SHORT TASK
Copy each line of the records that holds the string "Zugesetzt".

>> Begin DATA SHOWN

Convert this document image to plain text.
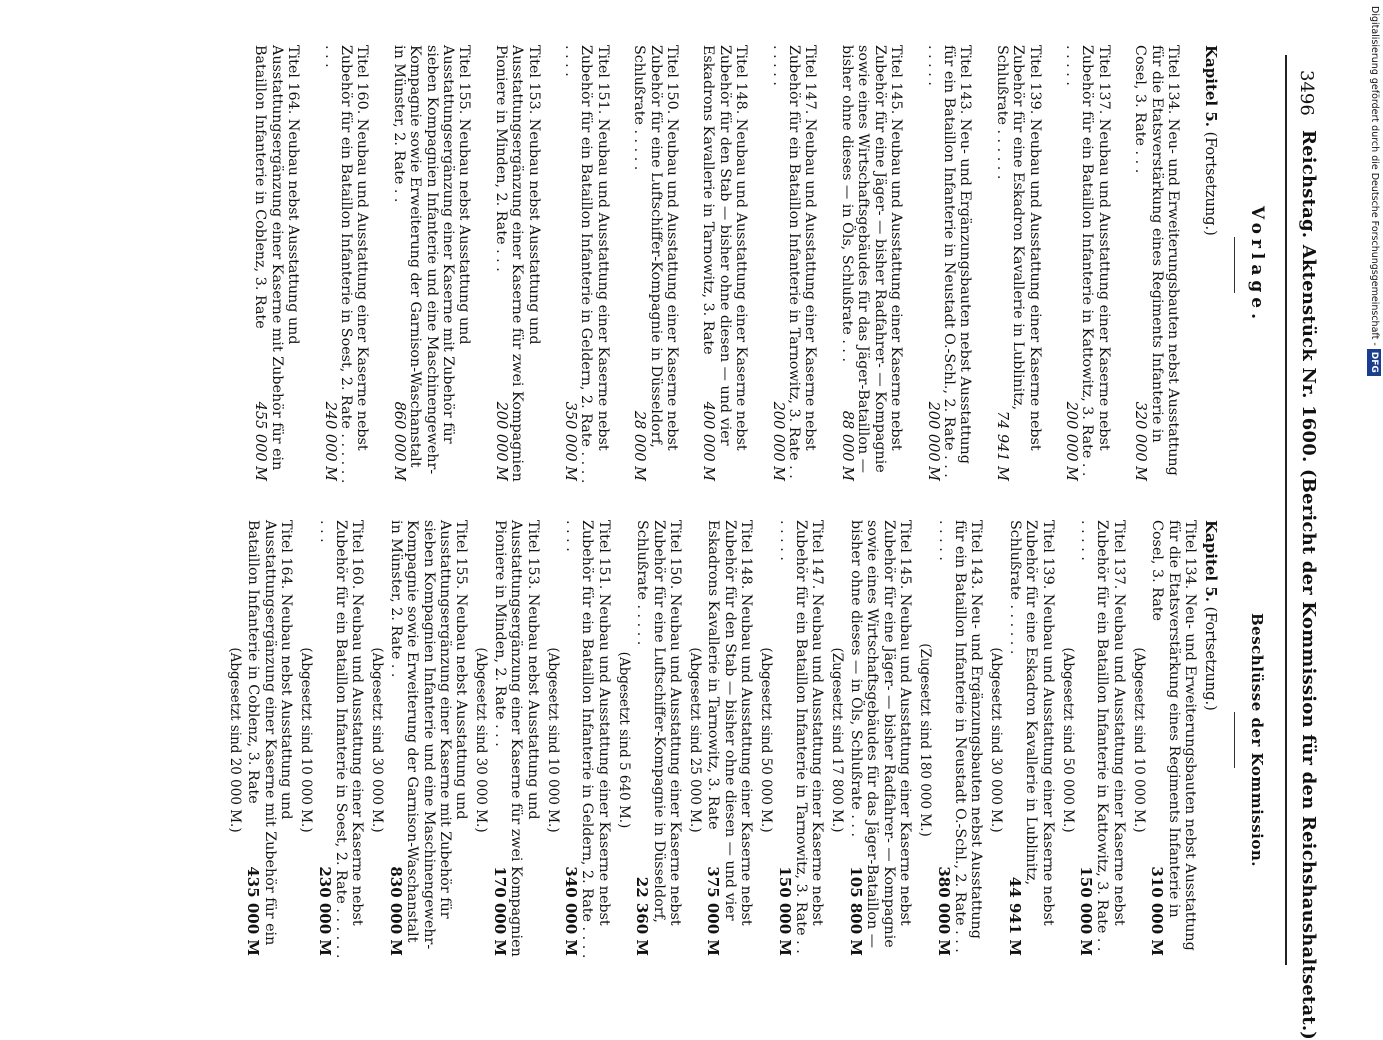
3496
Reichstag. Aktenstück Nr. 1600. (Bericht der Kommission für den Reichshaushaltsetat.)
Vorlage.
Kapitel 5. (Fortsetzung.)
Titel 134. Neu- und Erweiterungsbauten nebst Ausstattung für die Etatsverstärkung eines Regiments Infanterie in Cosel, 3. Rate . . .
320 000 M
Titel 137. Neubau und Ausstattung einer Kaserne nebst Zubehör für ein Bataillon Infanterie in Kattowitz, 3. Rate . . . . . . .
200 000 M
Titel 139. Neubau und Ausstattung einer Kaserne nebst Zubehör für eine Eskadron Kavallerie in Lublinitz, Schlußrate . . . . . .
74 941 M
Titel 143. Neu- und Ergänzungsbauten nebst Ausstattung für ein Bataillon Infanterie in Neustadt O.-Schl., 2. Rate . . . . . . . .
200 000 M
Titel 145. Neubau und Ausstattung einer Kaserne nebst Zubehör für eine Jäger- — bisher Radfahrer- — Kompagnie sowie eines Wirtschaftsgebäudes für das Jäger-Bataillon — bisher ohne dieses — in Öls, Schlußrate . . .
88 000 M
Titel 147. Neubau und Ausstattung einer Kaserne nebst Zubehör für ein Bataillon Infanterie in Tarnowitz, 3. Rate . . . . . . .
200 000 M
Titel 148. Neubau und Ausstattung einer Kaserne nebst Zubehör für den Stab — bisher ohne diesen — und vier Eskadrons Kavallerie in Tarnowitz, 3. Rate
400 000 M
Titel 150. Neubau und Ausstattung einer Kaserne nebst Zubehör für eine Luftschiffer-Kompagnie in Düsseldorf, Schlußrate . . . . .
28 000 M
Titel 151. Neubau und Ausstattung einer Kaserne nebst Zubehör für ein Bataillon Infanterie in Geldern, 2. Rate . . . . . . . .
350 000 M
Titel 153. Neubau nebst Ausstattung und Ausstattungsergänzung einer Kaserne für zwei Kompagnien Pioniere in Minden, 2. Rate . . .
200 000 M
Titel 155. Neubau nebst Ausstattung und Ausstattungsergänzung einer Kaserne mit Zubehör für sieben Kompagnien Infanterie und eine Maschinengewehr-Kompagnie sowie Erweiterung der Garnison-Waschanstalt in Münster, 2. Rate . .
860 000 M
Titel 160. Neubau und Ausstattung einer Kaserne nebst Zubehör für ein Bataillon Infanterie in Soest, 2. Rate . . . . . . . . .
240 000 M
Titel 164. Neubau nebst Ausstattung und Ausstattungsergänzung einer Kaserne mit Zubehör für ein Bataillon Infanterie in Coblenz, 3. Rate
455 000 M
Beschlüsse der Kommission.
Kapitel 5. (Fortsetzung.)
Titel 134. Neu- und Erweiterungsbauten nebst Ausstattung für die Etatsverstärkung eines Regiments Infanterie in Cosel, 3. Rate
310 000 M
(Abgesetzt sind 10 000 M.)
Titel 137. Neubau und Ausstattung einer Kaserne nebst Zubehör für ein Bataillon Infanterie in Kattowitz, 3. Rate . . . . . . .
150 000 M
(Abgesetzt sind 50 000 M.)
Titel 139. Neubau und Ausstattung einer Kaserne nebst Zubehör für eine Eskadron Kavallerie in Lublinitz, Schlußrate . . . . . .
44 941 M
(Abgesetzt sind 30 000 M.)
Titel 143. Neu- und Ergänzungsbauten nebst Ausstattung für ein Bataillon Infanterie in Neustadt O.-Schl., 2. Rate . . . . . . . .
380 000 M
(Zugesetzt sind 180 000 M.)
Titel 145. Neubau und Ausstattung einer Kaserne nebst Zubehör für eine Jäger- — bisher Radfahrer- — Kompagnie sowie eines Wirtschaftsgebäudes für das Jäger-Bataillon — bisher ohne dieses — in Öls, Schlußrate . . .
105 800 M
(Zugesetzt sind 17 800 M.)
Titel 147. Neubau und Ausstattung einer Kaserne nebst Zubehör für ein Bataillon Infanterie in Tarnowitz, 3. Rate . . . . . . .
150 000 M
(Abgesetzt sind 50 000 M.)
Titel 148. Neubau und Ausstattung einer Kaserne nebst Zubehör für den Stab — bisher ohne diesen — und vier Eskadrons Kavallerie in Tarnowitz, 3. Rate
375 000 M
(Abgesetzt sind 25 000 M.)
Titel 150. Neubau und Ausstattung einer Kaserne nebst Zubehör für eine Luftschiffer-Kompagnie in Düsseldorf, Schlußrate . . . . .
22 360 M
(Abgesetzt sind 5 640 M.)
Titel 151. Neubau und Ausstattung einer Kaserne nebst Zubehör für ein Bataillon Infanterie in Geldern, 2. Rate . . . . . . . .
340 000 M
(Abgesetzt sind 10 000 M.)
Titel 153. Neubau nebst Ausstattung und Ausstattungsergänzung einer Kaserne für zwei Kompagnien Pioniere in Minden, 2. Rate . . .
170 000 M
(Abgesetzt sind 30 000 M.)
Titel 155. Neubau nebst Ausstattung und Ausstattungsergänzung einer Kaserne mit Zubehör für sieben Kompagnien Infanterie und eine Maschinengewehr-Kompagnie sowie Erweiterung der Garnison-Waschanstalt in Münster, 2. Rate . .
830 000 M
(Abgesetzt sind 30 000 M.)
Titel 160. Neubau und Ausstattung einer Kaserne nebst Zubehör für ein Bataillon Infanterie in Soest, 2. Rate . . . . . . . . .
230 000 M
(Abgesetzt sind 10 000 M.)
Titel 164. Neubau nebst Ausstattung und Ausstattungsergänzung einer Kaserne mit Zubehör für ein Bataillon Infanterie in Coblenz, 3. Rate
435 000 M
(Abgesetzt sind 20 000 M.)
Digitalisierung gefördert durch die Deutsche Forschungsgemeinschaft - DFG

>> End DATA SHOWN
>> Begin DATA SHOWN

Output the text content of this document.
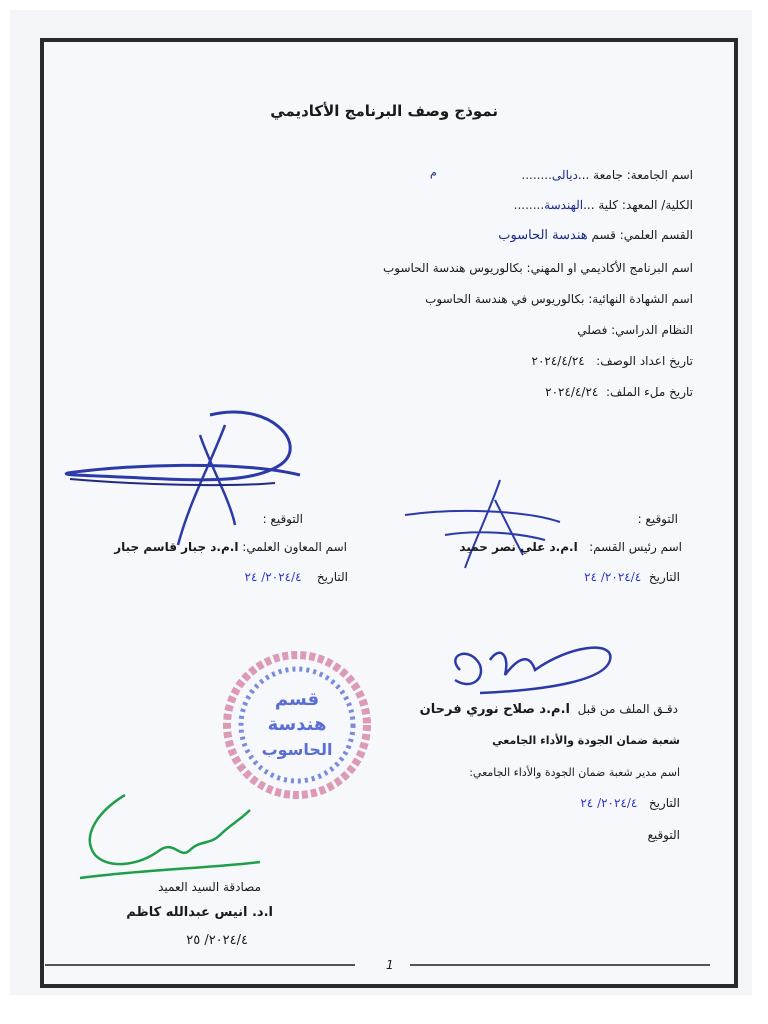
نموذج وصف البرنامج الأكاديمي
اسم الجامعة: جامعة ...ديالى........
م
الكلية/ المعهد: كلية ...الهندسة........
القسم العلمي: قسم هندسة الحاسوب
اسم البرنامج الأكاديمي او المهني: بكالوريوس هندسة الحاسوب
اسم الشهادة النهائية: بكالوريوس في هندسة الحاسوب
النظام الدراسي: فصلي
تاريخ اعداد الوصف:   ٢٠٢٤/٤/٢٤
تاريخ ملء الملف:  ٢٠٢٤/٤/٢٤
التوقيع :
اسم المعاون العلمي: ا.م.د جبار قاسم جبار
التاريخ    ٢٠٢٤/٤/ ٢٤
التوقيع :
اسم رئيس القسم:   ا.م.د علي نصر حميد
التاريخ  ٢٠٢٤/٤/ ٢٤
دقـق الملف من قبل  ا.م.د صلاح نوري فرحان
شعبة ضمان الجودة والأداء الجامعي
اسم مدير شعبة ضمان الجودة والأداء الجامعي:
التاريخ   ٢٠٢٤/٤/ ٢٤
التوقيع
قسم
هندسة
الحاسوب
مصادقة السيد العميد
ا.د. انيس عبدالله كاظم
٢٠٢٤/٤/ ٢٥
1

>> End DATA SHOWN
>> Begin DATA SHOWN

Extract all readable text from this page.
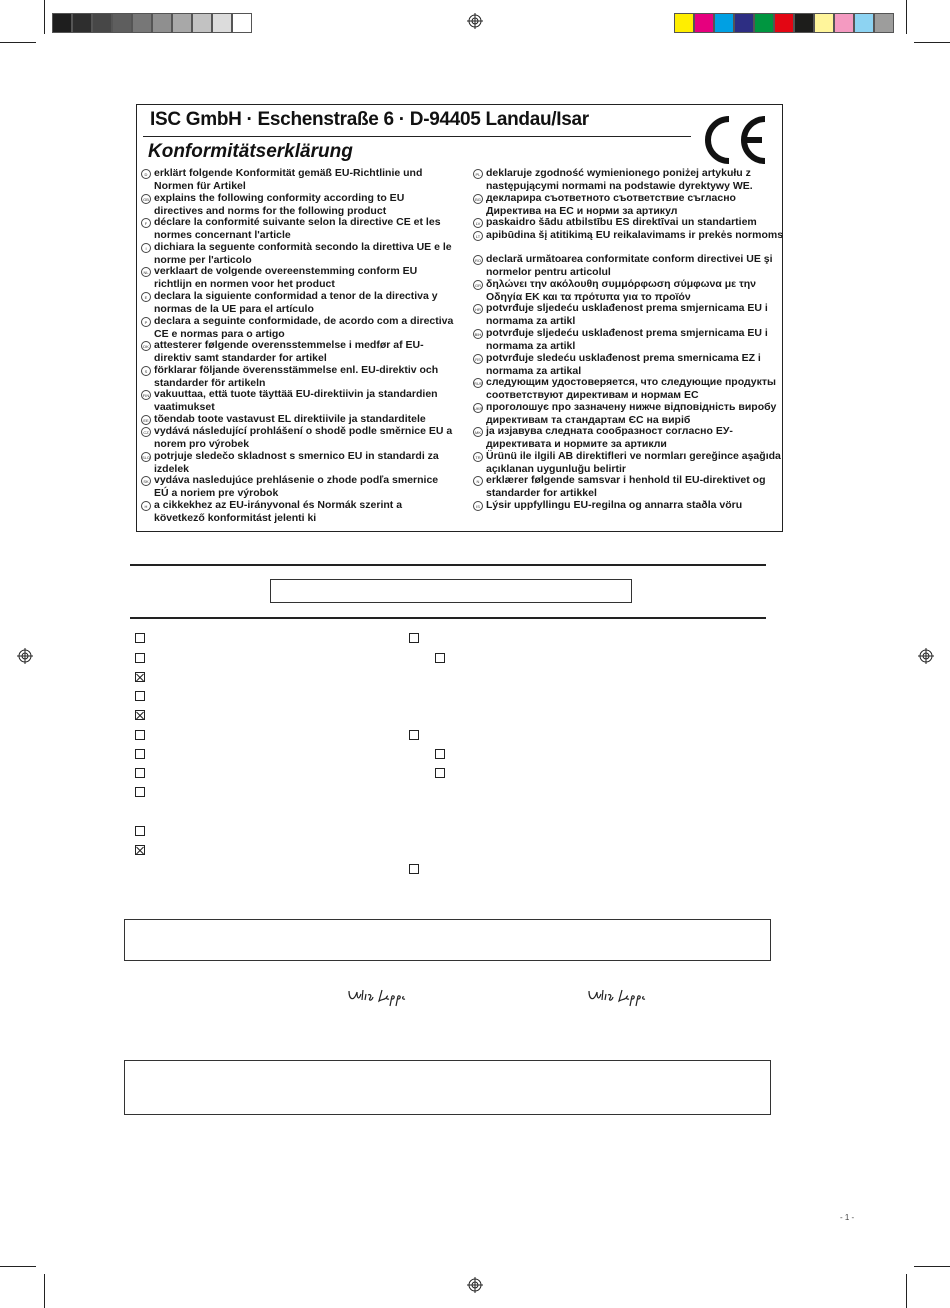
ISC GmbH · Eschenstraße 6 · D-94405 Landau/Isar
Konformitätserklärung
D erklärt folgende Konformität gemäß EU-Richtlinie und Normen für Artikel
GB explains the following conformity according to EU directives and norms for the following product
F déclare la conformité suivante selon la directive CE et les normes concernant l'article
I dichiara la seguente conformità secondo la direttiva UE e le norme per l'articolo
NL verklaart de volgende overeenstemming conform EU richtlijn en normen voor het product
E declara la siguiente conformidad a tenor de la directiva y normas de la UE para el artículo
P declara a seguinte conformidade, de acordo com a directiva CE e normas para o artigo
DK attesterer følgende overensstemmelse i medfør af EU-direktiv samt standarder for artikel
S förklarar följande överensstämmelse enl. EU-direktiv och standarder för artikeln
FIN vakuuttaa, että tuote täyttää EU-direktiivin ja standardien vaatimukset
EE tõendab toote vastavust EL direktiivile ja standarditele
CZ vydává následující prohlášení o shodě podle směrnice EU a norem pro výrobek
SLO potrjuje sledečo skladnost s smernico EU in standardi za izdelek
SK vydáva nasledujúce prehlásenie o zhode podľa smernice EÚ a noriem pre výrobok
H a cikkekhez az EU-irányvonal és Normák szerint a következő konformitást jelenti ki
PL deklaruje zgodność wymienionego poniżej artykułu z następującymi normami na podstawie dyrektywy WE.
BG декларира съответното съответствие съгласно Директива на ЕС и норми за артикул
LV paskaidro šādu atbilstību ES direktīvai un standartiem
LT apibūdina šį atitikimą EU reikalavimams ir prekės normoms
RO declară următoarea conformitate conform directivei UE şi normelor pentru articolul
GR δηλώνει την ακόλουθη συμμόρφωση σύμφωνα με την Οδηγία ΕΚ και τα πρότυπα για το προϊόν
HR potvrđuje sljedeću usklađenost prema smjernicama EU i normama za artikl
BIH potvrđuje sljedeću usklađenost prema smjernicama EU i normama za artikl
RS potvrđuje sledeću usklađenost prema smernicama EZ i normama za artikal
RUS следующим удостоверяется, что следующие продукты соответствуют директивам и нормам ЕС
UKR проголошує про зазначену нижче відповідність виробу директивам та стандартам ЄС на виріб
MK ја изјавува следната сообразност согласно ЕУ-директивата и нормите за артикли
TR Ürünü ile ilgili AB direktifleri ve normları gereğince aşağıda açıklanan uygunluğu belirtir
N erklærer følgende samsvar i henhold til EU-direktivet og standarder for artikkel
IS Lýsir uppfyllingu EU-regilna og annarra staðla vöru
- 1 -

>> End DATA SHOWN

ANSWER TO THE EXERCISE
(Zugesetzt sind 180 000 M.)
(Zugesetzt sind 17 800 M.)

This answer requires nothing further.